**WORK TO DO**
Please repeat all of the listing exactly.

**PROVIDED INFORMATION**
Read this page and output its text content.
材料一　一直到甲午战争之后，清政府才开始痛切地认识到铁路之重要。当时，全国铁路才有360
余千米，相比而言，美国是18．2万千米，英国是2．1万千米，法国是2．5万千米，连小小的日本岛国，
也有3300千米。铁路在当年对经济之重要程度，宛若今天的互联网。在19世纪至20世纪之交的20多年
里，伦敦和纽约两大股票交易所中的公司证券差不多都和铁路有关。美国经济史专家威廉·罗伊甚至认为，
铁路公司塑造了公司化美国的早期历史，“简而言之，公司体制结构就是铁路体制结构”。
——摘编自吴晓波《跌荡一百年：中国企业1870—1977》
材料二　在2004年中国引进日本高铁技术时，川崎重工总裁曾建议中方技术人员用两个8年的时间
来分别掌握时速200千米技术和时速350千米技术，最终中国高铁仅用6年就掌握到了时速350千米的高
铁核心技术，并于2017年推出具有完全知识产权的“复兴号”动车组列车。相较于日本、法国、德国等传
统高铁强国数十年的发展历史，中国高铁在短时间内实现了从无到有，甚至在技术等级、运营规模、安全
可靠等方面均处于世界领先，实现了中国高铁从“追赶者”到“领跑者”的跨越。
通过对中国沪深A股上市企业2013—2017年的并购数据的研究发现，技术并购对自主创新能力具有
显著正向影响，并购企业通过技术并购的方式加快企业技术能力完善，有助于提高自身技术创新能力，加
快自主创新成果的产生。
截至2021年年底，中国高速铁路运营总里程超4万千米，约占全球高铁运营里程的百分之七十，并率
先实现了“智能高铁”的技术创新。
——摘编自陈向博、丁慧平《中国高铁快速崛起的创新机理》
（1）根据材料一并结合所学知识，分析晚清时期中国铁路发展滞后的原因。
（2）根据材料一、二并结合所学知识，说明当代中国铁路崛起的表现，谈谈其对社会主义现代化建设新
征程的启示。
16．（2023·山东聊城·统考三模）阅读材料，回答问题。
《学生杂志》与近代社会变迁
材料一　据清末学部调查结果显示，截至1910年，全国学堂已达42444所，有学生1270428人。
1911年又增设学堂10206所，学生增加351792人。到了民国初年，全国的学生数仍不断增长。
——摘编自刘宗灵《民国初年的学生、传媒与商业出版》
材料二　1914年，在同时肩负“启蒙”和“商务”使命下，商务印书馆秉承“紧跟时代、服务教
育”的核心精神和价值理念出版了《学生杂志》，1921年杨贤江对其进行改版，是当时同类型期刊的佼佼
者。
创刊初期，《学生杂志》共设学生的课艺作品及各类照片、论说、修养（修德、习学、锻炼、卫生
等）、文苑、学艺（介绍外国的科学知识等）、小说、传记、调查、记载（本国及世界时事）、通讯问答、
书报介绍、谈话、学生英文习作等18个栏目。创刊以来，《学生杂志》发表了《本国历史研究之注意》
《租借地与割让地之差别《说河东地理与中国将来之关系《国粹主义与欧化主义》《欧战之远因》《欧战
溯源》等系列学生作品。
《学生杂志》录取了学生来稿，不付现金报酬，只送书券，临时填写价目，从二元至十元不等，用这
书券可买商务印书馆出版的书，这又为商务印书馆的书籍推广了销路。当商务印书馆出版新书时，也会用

**EXERCISE RESULT**
Read this page and output its text content.
材料一　一直到甲午战争之后，清政府才开始痛切地认识到铁路之重要。当时，全国铁路才有360
余千米，相比而言，美国是18．2万千米，英国是2．1万千米，法国是2．5万千米，连小小的日本岛国，
也有3300千米。铁路在当年对经济之重要程度，宛若今天的互联网。在19世纪至20世纪之交的20多年
里，伦敦和纽约两大股票交易所中的公司证券差不多都和铁路有关。美国经济史专家威廉·罗伊甚至认为，
铁路公司塑造了公司化美国的早期历史，“简而言之，公司体制结构就是铁路体制结构”。
——摘编自吴晓波《跌荡一百年：中国企业1870—1977》
材料二　在2004年中国引进日本高铁技术时，川崎重工总裁曾建议中方技术人员用两个8年的时间
来分别掌握时速200千米技术和时速350千米技术，最终中国高铁仅用6年就掌握到了时速350千米的高
铁核心技术，并于2017年推出具有完全知识产权的“复兴号”动车组列车。相较于日本、法国、德国等传
统高铁强国数十年的发展历史，中国高铁在短时间内实现了从无到有，甚至在技术等级、运营规模、安全
可靠等方面均处于世界领先，实现了中国高铁从“追赶者”到“领跑者”的跨越。
通过对中国沪深A股上市企业2013—2017年的并购数据的研究发现，技术并购对自主创新能力具有
显著正向影响，并购企业通过技术并购的方式加快企业技术能力完善，有助于提高自身技术创新能力，加
快自主创新成果的产生。
截至2021年年底，中国高速铁路运营总里程超4万千米，约占全球高铁运营里程的百分之七十，并率
先实现了“智能高铁”的技术创新。
——摘编自陈向博、丁慧平《中国高铁快速崛起的创新机理》
（1）根据材料一并结合所学知识，分析晚清时期中国铁路发展滞后的原因。
（2）根据材料一、二并结合所学知识，说明当代中国铁路崛起的表现，谈谈其对社会主义现代化建设新
征程的启示。
16．（2023·山东聊城·统考三模）阅读材料，回答问题。
《学生杂志》与近代社会变迁
材料一　据清末学部调查结果显示，截至1910年，全国学堂已达42444所，有学生1270428人。
1911年又增设学堂10206所，学生增加351792人。到了民国初年，全国的学生数仍不断增长。
——摘编自刘宗灵《民国初年的学生、传媒与商业出版》
材料二　1914年，在同时肩负“启蒙”和“商务”使命下，商务印书馆秉承“紧跟时代、服务教
育”的核心精神和价值理念出版了《学生杂志》，1921年杨贤江对其进行改版，是当时同类型期刊的佼佼
者。
创刊初期，《学生杂志》共设学生的课艺作品及各类照片、论说、修养（修德、习学、锻炼、卫生
等）、文苑、学艺（介绍外国的科学知识等）、小说、传记、调查、记载（本国及世界时事）、通讯问答、
书报介绍、谈话、学生英文习作等18个栏目。创刊以来，《学生杂志》发表了《本国历史研究之注意》
《租借地与割让地之差别《说河东地理与中国将来之关系《国粹主义与欧化主义》《欧战之远因》《欧战
溯源》等系列学生作品。
《学生杂志》录取了学生来稿，不付现金报酬，只送书券，临时填写价目，从二元至十元不等，用这
书券可买商务印书馆出版的书，这又为商务印书馆的书籍推广了销路。当商务印书馆出版新书时，也会用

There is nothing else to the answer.